PROVIDED INFORMATION:
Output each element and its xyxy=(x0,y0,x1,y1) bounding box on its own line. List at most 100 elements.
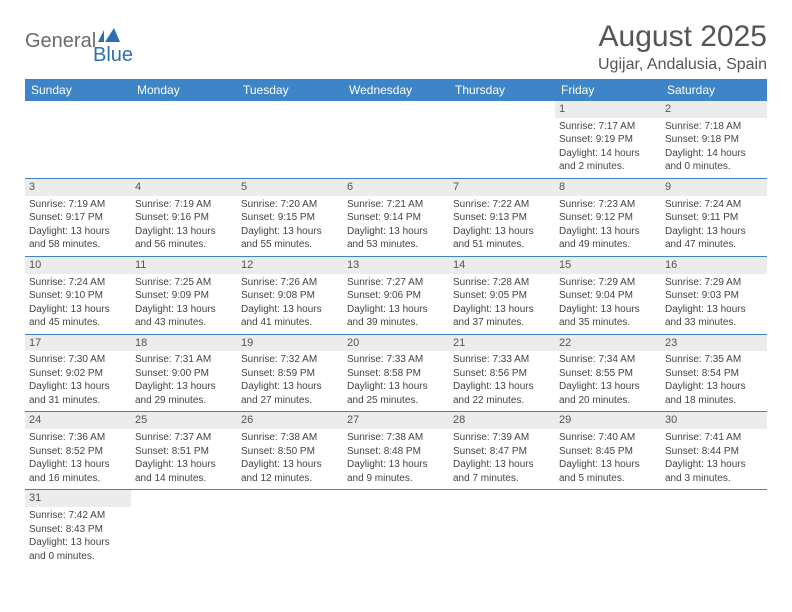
day-info: Sunrise: 7:31 AMSunset: 9:00 PMDaylight:… xyxy=(135,353,233,407)
calendar-empty-cell xyxy=(449,490,555,567)
calendar-day-cell: 12 Sunrise: 7:26 AMSunset: 9:08 PMDayligh… xyxy=(237,256,343,334)
calendar-day-cell: 4Sunrise: 7:19 AMSunset: 9:16 PMDaylight… xyxy=(131,178,237,256)
day-info: Sunrise: 7:33 AMSunset: 8:58 PMDaylight:… xyxy=(347,353,445,407)
calendar-day-cell: 5 Sunrise: 7:20 AMSunset: 9:15 PMDaylight… xyxy=(237,178,343,256)
day-number: 22 xyxy=(555,335,661,352)
day-info: Sunrise: 7:28 AMSunset: 9:05 PMDaylight:… xyxy=(453,276,551,330)
calendar-week-row: 1Sunrise: 7:17 AMSunset: 9:19 PMDaylight… xyxy=(25,101,767,178)
calendar-empty-cell xyxy=(449,101,555,178)
day-info: Sunrise: 7:42 AMSunset: 8:43 PMDaylight:… xyxy=(29,509,127,563)
title-block: August 2025 Ugijar, Andalusia, Spain xyxy=(598,20,767,74)
calendar-day-cell: 1Sunrise: 7:17 AMSunset: 9:19 PMDaylight… xyxy=(555,101,661,178)
day-info: Sunrise: 7:20 AMSunset: 9:15 PMDaylight:… xyxy=(241,198,339,252)
day-number: 9 xyxy=(661,179,767,196)
calendar-empty-cell xyxy=(661,490,767,567)
logo-flag-icon xyxy=(98,28,120,44)
day-info: Sunrise: 7:18 AMSunset: 9:18 PMDaylight:… xyxy=(665,120,763,174)
calendar-day-cell: 19Sunrise: 7:32 AMSunset: 8:59 PMDayligh… xyxy=(237,334,343,412)
calendar-day-cell: 30 Sunrise: 7:41 AMSunset: 8:44 PMDayligh… xyxy=(661,412,767,490)
day-info: Sunrise: 7:32 AMSunset: 8:59 PMDaylight:… xyxy=(241,353,339,407)
day-info: Sunrise: 7:29 AMSunset: 9:03 PMDaylight:… xyxy=(665,276,763,330)
header: General August 2025 Ugijar, Andalusia, S… xyxy=(25,20,767,74)
day-number: 13 xyxy=(343,257,449,274)
day-info: Sunrise: 7:34 AMSunset: 8:55 PMDaylight:… xyxy=(559,353,657,407)
day-number: 26 xyxy=(237,412,343,429)
day-number: 3 xyxy=(25,179,131,196)
day-number: 27 xyxy=(343,412,449,429)
day-number: 1 xyxy=(555,101,661,118)
calendar-empty-cell xyxy=(237,101,343,178)
calendar-day-cell: 29 Sunrise: 7:40 AMSunset: 8:45 PMDayligh… xyxy=(555,412,661,490)
calendar-day-cell: 10 Sunrise: 7:24 AMSunset: 9:10 PMDayligh… xyxy=(25,256,131,334)
calendar-day-cell: 17Sunrise: 7:30 AMSunset: 9:02 PMDayligh… xyxy=(25,334,131,412)
calendar-day-cell: 18Sunrise: 7:31 AMSunset: 9:00 PMDayligh… xyxy=(131,334,237,412)
calendar-day-cell: 9 Sunrise: 7:24 AMSunset: 9:11 PMDaylight… xyxy=(661,178,767,256)
calendar-day-cell: 25 Sunrise: 7:37 AMSunset: 8:51 PMDayligh… xyxy=(131,412,237,490)
calendar-day-cell: 7Sunrise: 7:22 AMSunset: 9:13 PMDaylight… xyxy=(449,178,555,256)
calendar-empty-cell xyxy=(131,490,237,567)
day-info: Sunrise: 7:24 AMSunset: 9:11 PMDaylight:… xyxy=(665,198,763,252)
calendar-day-cell: 28 Sunrise: 7:39 AMSunset: 8:47 PMDayligh… xyxy=(449,412,555,490)
day-number: 24 xyxy=(25,412,131,429)
day-number: 5 xyxy=(237,179,343,196)
calendar-day-cell: 13 Sunrise: 7:27 AMSunset: 9:06 PMDayligh… xyxy=(343,256,449,334)
day-number: 28 xyxy=(449,412,555,429)
calendar-table: SundayMondayTuesdayWednesdayThursdayFrid… xyxy=(25,79,767,567)
day-number: 6 xyxy=(343,179,449,196)
calendar-empty-cell xyxy=(343,490,449,567)
calendar-day-cell: 11 Sunrise: 7:25 AMSunset: 9:09 PMDayligh… xyxy=(131,256,237,334)
day-info: Sunrise: 7:39 AMSunset: 8:47 PMDaylight:… xyxy=(453,431,551,485)
day-number: 14 xyxy=(449,257,555,274)
day-info: Sunrise: 7:19 AMSunset: 9:17 PMDaylight:… xyxy=(29,198,127,252)
calendar-day-cell: 14 Sunrise: 7:28 AMSunset: 9:05 PMDayligh… xyxy=(449,256,555,334)
day-number: 29 xyxy=(555,412,661,429)
calendar-day-cell: 3 Sunrise: 7:19 AMSunset: 9:17 PMDaylight… xyxy=(25,178,131,256)
calendar-week-row: 31Sunrise: 7:42 AMSunset: 8:43 PMDayligh… xyxy=(25,490,767,567)
day-info: Sunrise: 7:24 AMSunset: 9:10 PMDaylight:… xyxy=(29,276,127,330)
day-info: Sunrise: 7:41 AMSunset: 8:44 PMDaylight:… xyxy=(665,431,763,485)
day-number: 25 xyxy=(131,412,237,429)
day-number: 15 xyxy=(555,257,661,274)
day-info: Sunrise: 7:29 AMSunset: 9:04 PMDaylight:… xyxy=(559,276,657,330)
day-info: Sunrise: 7:37 AMSunset: 8:51 PMDaylight:… xyxy=(135,431,233,485)
calendar-empty-cell xyxy=(131,101,237,178)
day-number: 18 xyxy=(131,335,237,352)
day-info: Sunrise: 7:25 AMSunset: 9:09 PMDaylight:… xyxy=(135,276,233,330)
day-info: Sunrise: 7:23 AMSunset: 9:12 PMDaylight:… xyxy=(559,198,657,252)
calendar-day-cell: 2Sunrise: 7:18 AMSunset: 9:18 PMDaylight… xyxy=(661,101,767,178)
calendar-day-cell: 21Sunrise: 7:33 AMSunset: 8:56 PMDayligh… xyxy=(449,334,555,412)
day-info: Sunrise: 7:26 AMSunset: 9:08 PMDaylight:… xyxy=(241,276,339,330)
day-number: 17 xyxy=(25,335,131,352)
calendar-day-cell: 26 Sunrise: 7:38 AMSunset: 8:50 PMDayligh… xyxy=(237,412,343,490)
day-number: 20 xyxy=(343,335,449,352)
day-info: Sunrise: 7:33 AMSunset: 8:56 PMDaylight:… xyxy=(453,353,551,407)
day-number: 7 xyxy=(449,179,555,196)
calendar-day-cell: 16Sunrise: 7:29 AMSunset: 9:03 PMDayligh… xyxy=(661,256,767,334)
day-number: 30 xyxy=(661,412,767,429)
day-number: 11 xyxy=(131,257,237,274)
day-number: 10 xyxy=(25,257,131,274)
day-info: Sunrise: 7:38 AMSunset: 8:50 PMDaylight:… xyxy=(241,431,339,485)
calendar-empty-cell xyxy=(343,101,449,178)
calendar-week-row: 24 Sunrise: 7:36 AMSunset: 8:52 PMDayligh… xyxy=(25,412,767,490)
day-number: 8 xyxy=(555,179,661,196)
calendar-day-cell: 23Sunrise: 7:35 AMSunset: 8:54 PMDayligh… xyxy=(661,334,767,412)
calendar-day-cell: 24 Sunrise: 7:36 AMSunset: 8:52 PMDayligh… xyxy=(25,412,131,490)
calendar-empty-cell xyxy=(237,490,343,567)
calendar-empty-cell xyxy=(25,101,131,178)
day-info: Sunrise: 7:30 AMSunset: 9:02 PMDaylight:… xyxy=(29,353,127,407)
day-number: 23 xyxy=(661,335,767,352)
month-title: August 2025 xyxy=(598,20,767,54)
day-info: Sunrise: 7:40 AMSunset: 8:45 PMDaylight:… xyxy=(559,431,657,485)
day-info: Sunrise: 7:21 AMSunset: 9:14 PMDaylight:… xyxy=(347,198,445,252)
day-info: Sunrise: 7:27 AMSunset: 9:06 PMDaylight:… xyxy=(347,276,445,330)
calendar-day-cell: 27 Sunrise: 7:38 AMSunset: 8:48 PMDayligh… xyxy=(343,412,449,490)
calendar-day-cell: 15 Sunrise: 7:29 AMSunset: 9:04 PMDayligh… xyxy=(555,256,661,334)
calendar-empty-cell xyxy=(555,490,661,567)
calendar-day-cell: 31Sunrise: 7:42 AMSunset: 8:43 PMDayligh… xyxy=(25,490,131,567)
day-number: 12 xyxy=(237,257,343,274)
day-info: Sunrise: 7:36 AMSunset: 8:52 PMDaylight:… xyxy=(29,431,127,485)
day-info: Sunrise: 7:38 AMSunset: 8:48 PMDaylight:… xyxy=(347,431,445,485)
day-number: 19 xyxy=(237,335,343,352)
day-number: 4 xyxy=(131,179,237,196)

WRITTEN TASK:
Could you reproduce, unchanged, the lines of the records from the line with "day-info: Sunrise: 7:31" to the line with "calendar-week-row: 1Sunrise: 7:17", including both of those lines?

RESULT:
day-info: Sunrise: 7:31 AMSunset: 9:00 PMDaylight:… xyxy=(135,353,233,407)
calendar-empty-cell xyxy=(449,490,555,567)
calendar-day-cell: 12 Sunrise: 7:26 AMSunset: 9:08 PMDayligh… xyxy=(237,256,343,334)
calendar-day-cell: 4Sunrise: 7:19 AMSunset: 9:16 PMDaylight… xyxy=(131,178,237,256)
day-info: Sunrise: 7:33 AMSunset: 8:58 PMDaylight:… xyxy=(347,353,445,407)
calendar-day-cell: 5 Sunrise: 7:20 AMSunset: 9:15 PMDaylight… xyxy=(237,178,343,256)
day-number: 22 xyxy=(555,335,661,352)
day-info: Sunrise: 7:28 AMSunset: 9:05 PMDaylight:… xyxy=(453,276,551,330)
calendar-week-row: 1Sunrise: 7:17 AMSunset: 9:19 PMDaylight… xyxy=(25,101,767,178)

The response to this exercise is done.